[Extracted records]
++++

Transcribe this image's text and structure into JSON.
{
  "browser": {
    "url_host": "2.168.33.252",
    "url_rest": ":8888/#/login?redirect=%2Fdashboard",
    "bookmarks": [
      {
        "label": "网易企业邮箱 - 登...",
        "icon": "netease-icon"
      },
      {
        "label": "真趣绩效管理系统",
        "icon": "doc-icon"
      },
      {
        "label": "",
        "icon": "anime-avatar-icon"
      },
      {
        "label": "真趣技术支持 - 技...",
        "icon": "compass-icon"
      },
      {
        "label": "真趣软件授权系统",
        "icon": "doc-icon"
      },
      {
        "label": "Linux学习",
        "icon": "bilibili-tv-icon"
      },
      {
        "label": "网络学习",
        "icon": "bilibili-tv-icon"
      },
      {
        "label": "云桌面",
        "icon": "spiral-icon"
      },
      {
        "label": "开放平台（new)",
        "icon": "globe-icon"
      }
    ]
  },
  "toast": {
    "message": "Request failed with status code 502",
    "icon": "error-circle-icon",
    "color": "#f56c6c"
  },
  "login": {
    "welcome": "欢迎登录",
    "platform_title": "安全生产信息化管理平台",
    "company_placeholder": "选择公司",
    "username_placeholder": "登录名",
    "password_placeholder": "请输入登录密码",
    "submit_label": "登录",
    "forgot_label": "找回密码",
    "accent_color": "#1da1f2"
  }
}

++++

Challenge :: In the lines above, locate the string "login". Copy every line where it occurs.

Correct answer ::
    "url_rest": ":8888/#/login?redirect=%2Fdashboard",
  "login": {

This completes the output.